- Task to complete -
Your task is to transcribe all the entries exactly, excluding pictures.

++++ Provided information ++++

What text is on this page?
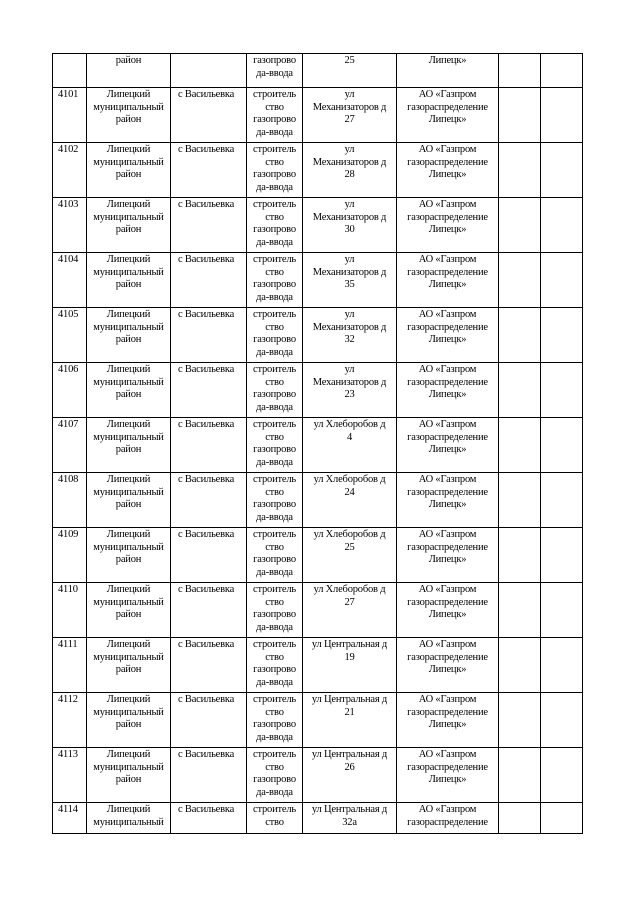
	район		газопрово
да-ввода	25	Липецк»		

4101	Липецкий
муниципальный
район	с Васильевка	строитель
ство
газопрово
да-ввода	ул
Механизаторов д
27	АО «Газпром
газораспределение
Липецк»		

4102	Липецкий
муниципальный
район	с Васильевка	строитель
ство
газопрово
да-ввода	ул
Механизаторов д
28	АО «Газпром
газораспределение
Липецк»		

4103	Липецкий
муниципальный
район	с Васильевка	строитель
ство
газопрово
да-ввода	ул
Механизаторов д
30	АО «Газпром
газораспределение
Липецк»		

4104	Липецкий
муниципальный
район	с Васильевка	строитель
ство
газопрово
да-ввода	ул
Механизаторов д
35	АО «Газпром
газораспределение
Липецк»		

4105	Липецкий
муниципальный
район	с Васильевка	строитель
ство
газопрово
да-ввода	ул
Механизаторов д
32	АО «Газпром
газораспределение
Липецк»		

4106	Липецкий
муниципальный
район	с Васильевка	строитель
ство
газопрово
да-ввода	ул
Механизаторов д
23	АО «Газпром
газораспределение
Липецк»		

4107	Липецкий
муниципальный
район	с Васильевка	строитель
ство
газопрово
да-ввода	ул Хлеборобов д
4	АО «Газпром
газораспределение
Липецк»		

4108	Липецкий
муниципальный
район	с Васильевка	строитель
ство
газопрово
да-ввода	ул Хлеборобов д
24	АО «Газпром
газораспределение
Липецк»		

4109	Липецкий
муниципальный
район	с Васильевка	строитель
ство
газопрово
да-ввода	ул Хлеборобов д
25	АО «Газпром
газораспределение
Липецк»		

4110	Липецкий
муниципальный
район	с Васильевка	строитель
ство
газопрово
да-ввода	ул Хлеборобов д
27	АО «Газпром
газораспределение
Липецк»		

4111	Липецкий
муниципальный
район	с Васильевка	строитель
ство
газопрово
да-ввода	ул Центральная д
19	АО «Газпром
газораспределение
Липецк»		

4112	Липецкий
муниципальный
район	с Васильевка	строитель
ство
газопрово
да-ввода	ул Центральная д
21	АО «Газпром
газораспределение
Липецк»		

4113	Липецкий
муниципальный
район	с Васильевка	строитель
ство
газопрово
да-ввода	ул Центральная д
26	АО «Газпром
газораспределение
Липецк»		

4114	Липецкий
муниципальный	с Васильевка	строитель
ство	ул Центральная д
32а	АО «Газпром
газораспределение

++++

- Result -
What text is on this page?
	район		газопрово
да-ввода	25	Липецк»		

4101	Липецкий
муниципальный
район	с Васильевка	строитель
ство
газопрово
да-ввода	ул
Механизаторов д
27	АО «Газпром
газораспределение
Липецк»		

4102	Липецкий
муниципальный
район	с Васильевка	строитель
ство
газопрово
да-ввода	ул
Механизаторов д
28	АО «Газпром
газораспределение
Липецк»		

4103	Липецкий
муниципальный
район	с Васильевка	строитель
ство
газопрово
да-ввода	ул
Механизаторов д
30	АО «Газпром
газораспределение
Липецк»		

4104	Липецкий
муниципальный
район	с Васильевка	строитель
ство
газопрово
да-ввода	ул
Механизаторов д
35	АО «Газпром
газораспределение
Липецк»		

4105	Липецкий
муниципальный
район	с Васильевка	строитель
ство
газопрово
да-ввода	ул
Механизаторов д
32	АО «Газпром
газораспределение
Липецк»		

4106	Липецкий
муниципальный
район	с Васильевка	строитель
ство
газопрово
да-ввода	ул
Механизаторов д
23	АО «Газпром
газораспределение
Липецк»		

4107	Липецкий
муниципальный
район	с Васильевка	строитель
ство
газопрово
да-ввода	ул Хлеборобов д
4	АО «Газпром
газораспределение
Липецк»		

4108	Липецкий
муниципальный
район	с Васильевка	строитель
ство
газопрово
да-ввода	ул Хлеборобов д
24	АО «Газпром
газораспределение
Липецк»		

4109	Липецкий
муниципальный
район	с Васильевка	строитель
ство
газопрово
да-ввода	ул Хлеборобов д
25	АО «Газпром
газораспределение
Липецк»		

4110	Липецкий
муниципальный
район	с Васильевка	строитель
ство
газопрово
да-ввода	ул Хлеборобов д
27	АО «Газпром
газораспределение
Липецк»		

4111	Липецкий
муниципальный
район	с Васильевка	строитель
ство
газопрово
да-ввода	ул Центральная д
19	АО «Газпром
газораспределение
Липецк»		

4112	Липецкий
муниципальный
район	с Васильевка	строитель
ство
газопрово
да-ввода	ул Центральная д
21	АО «Газпром
газораспределение
Липецк»		

4113	Липецкий
муниципальный
район	с Васильевка	строитель
ство
газопрово
да-ввода	ул Центральная д
26	АО «Газпром
газораспределение
Липецк»		

4114	Липецкий
муниципальный	с Васильевка	строитель
ство	ул Центральная д
32а	АО «Газпром
газораспределение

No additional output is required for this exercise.